#### GIVEN RECORDS
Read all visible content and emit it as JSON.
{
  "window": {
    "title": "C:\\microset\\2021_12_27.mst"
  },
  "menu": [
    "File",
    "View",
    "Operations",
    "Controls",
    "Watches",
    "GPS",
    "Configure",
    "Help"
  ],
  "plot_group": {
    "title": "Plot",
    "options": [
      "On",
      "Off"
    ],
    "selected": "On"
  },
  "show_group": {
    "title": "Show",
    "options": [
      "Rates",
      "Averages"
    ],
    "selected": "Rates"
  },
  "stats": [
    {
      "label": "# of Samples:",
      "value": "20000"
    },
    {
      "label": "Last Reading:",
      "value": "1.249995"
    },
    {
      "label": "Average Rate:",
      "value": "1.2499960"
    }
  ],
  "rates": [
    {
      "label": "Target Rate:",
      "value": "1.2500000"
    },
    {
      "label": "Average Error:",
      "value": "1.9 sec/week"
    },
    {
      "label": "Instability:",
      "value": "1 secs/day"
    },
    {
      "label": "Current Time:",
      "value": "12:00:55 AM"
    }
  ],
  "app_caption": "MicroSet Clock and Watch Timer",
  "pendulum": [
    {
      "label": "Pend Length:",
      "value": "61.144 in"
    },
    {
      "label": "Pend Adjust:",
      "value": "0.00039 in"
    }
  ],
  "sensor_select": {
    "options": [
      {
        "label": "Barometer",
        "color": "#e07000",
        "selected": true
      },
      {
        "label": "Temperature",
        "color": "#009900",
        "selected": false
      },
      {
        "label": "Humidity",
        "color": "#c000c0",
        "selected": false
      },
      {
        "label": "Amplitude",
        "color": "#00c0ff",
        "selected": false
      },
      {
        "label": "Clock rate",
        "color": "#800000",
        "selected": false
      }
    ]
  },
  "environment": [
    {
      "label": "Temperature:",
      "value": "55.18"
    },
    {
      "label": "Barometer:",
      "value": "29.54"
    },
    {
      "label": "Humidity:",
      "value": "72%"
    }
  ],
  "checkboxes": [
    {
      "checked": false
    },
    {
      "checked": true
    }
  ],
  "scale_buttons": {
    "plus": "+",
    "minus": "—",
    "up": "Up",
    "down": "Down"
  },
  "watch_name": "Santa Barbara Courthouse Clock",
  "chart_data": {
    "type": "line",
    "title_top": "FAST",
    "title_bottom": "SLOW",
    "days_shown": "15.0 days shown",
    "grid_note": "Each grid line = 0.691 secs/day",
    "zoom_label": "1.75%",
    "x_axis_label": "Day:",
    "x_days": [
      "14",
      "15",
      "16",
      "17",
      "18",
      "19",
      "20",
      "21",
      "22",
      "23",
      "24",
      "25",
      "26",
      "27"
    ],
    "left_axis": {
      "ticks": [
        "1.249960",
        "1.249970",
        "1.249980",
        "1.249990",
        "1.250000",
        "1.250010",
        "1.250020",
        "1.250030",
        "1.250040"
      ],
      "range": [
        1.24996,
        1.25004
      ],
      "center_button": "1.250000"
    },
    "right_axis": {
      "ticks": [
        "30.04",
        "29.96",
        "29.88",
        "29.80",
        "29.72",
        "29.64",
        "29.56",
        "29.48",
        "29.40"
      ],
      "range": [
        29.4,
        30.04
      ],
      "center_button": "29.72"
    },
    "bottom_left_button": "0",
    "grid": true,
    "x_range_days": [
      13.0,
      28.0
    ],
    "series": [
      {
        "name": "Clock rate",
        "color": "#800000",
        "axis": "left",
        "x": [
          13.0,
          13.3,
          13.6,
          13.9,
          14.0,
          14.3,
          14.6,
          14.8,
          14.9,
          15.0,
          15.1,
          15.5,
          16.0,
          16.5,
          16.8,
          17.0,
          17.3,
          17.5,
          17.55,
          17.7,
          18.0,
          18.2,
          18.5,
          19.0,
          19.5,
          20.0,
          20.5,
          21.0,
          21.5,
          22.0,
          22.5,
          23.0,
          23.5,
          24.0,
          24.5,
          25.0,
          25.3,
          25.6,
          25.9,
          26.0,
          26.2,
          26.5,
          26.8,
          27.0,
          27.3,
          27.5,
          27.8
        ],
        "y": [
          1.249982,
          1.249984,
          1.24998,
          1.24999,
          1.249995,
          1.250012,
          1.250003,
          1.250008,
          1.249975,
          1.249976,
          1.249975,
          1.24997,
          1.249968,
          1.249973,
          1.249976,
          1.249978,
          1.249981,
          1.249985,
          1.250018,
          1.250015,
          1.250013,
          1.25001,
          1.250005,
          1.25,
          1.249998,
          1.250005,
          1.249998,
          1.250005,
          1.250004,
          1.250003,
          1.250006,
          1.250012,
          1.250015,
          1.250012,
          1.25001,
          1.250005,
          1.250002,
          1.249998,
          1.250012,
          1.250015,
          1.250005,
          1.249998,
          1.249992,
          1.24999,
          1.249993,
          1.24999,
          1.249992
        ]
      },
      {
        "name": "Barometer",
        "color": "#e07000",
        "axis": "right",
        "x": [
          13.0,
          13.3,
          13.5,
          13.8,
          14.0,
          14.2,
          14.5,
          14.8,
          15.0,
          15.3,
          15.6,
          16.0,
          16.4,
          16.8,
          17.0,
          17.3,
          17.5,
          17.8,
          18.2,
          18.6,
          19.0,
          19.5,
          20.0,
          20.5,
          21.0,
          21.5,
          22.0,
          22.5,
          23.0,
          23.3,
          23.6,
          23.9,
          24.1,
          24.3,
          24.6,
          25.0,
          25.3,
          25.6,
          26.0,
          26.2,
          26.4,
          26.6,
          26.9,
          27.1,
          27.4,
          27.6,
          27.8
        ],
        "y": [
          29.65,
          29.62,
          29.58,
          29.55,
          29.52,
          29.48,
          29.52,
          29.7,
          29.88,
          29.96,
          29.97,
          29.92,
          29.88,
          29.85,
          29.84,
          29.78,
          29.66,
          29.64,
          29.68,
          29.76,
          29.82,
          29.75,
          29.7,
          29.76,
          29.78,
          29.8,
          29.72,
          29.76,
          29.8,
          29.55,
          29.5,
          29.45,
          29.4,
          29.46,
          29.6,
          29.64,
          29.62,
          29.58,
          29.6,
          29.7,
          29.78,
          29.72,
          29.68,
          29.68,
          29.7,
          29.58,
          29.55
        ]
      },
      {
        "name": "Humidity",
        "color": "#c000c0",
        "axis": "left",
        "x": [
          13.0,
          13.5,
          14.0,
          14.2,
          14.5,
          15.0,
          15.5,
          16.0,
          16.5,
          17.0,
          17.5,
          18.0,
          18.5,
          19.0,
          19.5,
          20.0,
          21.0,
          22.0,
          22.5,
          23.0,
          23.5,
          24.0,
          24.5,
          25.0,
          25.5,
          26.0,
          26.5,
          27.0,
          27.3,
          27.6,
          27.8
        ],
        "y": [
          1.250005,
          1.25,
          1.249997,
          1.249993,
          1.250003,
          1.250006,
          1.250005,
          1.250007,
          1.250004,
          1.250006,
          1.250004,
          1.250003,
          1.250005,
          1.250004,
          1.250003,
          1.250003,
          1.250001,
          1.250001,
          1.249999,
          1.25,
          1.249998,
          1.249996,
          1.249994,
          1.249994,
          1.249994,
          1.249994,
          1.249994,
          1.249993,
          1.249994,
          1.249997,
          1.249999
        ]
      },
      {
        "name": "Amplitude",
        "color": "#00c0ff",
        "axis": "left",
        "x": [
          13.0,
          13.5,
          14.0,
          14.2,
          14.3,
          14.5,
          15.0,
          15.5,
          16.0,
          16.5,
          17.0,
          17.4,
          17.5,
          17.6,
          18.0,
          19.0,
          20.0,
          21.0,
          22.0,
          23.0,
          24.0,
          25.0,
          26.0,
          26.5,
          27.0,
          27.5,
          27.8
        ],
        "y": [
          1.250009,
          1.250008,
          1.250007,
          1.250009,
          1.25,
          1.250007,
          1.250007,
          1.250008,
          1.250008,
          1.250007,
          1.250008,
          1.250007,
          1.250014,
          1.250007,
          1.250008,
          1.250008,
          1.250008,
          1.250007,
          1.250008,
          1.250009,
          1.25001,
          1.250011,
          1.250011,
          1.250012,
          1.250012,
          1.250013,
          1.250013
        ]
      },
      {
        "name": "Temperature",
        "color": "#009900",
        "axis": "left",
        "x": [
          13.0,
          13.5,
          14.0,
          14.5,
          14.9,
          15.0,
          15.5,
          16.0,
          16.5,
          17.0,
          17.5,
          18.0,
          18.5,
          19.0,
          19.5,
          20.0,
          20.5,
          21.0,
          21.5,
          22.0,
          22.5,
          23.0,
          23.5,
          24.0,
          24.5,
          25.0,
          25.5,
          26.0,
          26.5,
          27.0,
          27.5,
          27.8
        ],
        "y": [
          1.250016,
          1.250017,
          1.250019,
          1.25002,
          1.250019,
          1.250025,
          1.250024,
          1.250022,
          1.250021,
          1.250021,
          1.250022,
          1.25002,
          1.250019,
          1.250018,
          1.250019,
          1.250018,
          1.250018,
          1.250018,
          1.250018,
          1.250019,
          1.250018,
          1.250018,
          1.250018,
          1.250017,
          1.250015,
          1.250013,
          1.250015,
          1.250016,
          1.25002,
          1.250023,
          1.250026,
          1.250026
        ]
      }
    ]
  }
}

#### PROBLEM REQUIREMENTS
Look for lines containing the string "grid" and copy them all.

#### RESULT OF THIS EXERCISE
    "grid_note": "Each grid line = 0.691 secs/day",
    "grid": true,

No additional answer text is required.